#### Problem requirements:
Quote the stretch of the forum thread on double-checked locking from "You are asking" through "their bare specification).", reproducing it word for word.

-- Start Quoted passage --

Does this redeem a thread-safe Double-Checked Locking pattern?

Question

The problems with the original Double-Checked Locking pattern have been well-documented: C++ and the Perils of Double-Checked Locking. I have seen the topic come up in questions on SO fairly often.

I have come up with a version that, to me, seems to solve the race condition problem of the original pattern, but does it look ok to you?

In the code below, I assume that LOCK is a properly implemented mutex type that causes a memory barrier at it's lock/unlock, and I don't attempt to deal with the deallocation of the instance, as that's not part of the pattern.

I am aware of the other possible ways to do a singleton, but that's not what I am asking for. I am specifically asking about the pattern - is the race condition solved by having the allocation outside of the mutex lock?.

template <typename T, typename LOCK>
class Singleton
{
private:
    static T * instance_;
    static LOCK mutex;

    // private - inaccessible
    Singleton();
    Singleton(const Singleton &);
    Singleton & operator=(const Singleton &);

public:
    static T * get_instance()
    {
        if (instance_ == NULL)
        {
            T * temp = new T;
            mutex.lock();
            if (instance_ == NULL)
                instance = temp;
            else
                delete temp;
            mutex.unlock();
        }
        return instance_;
    }
};

What's wrong with just allocating the instance in a temporary, issuing a memory barrier, then stuffing it into the final shared variable (then unlocking)? — Lily Ballard, Aug 26 '12 at 08:37
@KevinBallard, there is no portable way of doing a memory barrier, AFAIK — Lubo Antonov, Aug 26 '12 at 08:38
Weird question. There *is* a portable way of doing a memory barrier in C++11. Before then, there wasn't, *but there was no portable way of creating a mutex either. Or a thread, for that matter* — jalf, Aug 26 '12 at 09:20
@jalf, ok I see your point. So this could be rewritten with a memory barrier in c++11, but that's completely equivalent to this version. The question would be the same. — Lubo Antonov, Aug 26 '12 at 09:23

Mankarse · Accepted Answer · 2012-08-26T11:17:44.000

3

No this is not safe. There is a race condition on instance_ (one thread could be reading from it (if (instance_ == NULL)) while another is writing to it (instance = temp;)), so this code has undefined behaviour.

You are asking if the single memory fence created by the lock is sufficient. From the perspective of C++11, it is not. From a non-C++11 perspective, I can't say for sure, but relying on non-atomic and non-mutex types for synchronization seems unlikely to work (in the pre-C++11 world, mutexes and atomic variables only work through compiler and processor specific hacks, and it seems foolish to rely on them to do anything more than their bare specification).

-- End Quoted passage --
-- Start Record set --

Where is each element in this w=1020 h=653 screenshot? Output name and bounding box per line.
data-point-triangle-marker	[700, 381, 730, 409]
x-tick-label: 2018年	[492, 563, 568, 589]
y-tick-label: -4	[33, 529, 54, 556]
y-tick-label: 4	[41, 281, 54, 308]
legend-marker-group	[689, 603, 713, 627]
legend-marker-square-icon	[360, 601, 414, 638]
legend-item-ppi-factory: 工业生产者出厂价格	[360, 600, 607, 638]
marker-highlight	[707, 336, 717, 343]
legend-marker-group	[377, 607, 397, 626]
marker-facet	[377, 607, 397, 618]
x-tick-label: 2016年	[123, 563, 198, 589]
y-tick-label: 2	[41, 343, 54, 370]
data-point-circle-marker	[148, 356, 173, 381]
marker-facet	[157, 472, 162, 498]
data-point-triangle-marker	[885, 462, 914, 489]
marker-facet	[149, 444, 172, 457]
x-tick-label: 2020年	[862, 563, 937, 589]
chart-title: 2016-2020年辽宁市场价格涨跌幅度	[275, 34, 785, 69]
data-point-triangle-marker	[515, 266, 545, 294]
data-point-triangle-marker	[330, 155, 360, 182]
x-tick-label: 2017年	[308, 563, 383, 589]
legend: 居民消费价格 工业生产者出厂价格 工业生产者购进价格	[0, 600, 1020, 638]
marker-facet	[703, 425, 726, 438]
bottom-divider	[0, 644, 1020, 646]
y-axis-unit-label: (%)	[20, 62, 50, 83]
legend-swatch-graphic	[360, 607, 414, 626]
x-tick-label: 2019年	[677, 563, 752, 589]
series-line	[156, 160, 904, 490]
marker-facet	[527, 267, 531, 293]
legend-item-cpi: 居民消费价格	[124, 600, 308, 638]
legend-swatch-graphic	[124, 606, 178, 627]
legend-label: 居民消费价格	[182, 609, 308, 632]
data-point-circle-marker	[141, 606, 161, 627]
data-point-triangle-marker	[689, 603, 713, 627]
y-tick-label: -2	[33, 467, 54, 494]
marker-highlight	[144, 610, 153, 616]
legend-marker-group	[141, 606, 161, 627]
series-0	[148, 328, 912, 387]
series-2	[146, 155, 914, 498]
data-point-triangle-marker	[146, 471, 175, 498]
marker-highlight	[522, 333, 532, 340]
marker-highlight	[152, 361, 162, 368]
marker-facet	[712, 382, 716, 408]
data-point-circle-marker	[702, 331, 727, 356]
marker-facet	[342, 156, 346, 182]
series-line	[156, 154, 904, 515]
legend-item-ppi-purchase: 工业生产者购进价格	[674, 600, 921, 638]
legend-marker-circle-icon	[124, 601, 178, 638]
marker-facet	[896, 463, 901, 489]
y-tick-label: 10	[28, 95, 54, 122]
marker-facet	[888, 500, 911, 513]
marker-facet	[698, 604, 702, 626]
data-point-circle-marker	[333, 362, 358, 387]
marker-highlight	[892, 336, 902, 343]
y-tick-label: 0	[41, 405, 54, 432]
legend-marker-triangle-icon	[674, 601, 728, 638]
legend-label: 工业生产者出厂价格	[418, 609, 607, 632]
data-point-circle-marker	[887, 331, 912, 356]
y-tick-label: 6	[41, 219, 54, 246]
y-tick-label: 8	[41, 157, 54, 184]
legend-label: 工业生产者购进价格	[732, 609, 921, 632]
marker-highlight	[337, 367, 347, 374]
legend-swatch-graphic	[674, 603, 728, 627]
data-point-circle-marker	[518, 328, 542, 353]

-- End Record set --

#### Full output:
You are asking if the single memory fence created by the lock is sufficient. From the perspective of C++11, it is not. From a non-C++11 perspective, I can't say for sure, but relying on non-atomic and non-mutex types for synchronization seems unlikely to work (in the pre-C++11 world, mutexes and atomic variables only work through compiler and processor specific hacks, and it seems foolish to rely on them to do anything more than their bare specification).